--- Begin ---

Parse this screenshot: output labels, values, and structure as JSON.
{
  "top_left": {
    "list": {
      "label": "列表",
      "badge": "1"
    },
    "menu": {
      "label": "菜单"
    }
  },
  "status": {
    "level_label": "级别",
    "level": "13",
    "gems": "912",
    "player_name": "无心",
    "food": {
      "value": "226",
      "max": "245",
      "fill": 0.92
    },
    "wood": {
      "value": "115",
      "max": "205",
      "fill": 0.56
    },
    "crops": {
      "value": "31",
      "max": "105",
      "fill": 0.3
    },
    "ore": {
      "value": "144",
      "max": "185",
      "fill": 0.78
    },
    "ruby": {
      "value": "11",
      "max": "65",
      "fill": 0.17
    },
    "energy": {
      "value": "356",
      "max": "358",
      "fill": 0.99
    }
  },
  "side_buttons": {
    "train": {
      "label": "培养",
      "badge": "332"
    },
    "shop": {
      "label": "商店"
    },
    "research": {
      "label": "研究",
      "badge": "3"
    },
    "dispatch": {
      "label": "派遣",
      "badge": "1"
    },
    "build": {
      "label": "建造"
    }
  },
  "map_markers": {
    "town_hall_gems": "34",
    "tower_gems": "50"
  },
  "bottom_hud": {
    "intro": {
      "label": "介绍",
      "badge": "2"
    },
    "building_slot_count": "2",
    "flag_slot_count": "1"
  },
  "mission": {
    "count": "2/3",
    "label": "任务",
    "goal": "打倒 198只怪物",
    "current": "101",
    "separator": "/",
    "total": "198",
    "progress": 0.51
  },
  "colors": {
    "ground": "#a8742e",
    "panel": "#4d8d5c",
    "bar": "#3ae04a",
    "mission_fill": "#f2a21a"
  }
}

--- End ---
--- Begin ---

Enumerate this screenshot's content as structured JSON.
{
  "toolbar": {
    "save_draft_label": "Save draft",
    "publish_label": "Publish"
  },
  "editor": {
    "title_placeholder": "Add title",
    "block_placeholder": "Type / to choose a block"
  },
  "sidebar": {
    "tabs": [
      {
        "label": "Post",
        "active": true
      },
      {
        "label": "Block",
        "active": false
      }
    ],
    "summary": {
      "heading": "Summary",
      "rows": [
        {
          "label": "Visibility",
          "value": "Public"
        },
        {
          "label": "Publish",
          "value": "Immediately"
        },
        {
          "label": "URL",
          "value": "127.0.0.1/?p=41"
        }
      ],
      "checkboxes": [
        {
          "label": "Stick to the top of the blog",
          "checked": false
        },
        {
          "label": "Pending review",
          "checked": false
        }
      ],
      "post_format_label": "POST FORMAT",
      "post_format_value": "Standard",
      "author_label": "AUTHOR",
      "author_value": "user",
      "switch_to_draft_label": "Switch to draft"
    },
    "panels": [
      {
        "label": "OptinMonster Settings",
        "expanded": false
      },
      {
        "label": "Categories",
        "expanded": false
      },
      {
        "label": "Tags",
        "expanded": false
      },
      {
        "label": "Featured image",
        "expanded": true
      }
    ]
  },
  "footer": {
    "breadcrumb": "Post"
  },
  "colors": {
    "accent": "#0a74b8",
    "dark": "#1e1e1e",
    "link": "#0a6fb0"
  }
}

--- End ---

■ **EXERCISE DIRECTIONS**: Report all lines of the data above that include the string "draft".

■ **ANSWER TO THIS EXERCISE**:
    "save_draft_label": "Save draft",
      "switch_to_draft_label": "Switch to draft"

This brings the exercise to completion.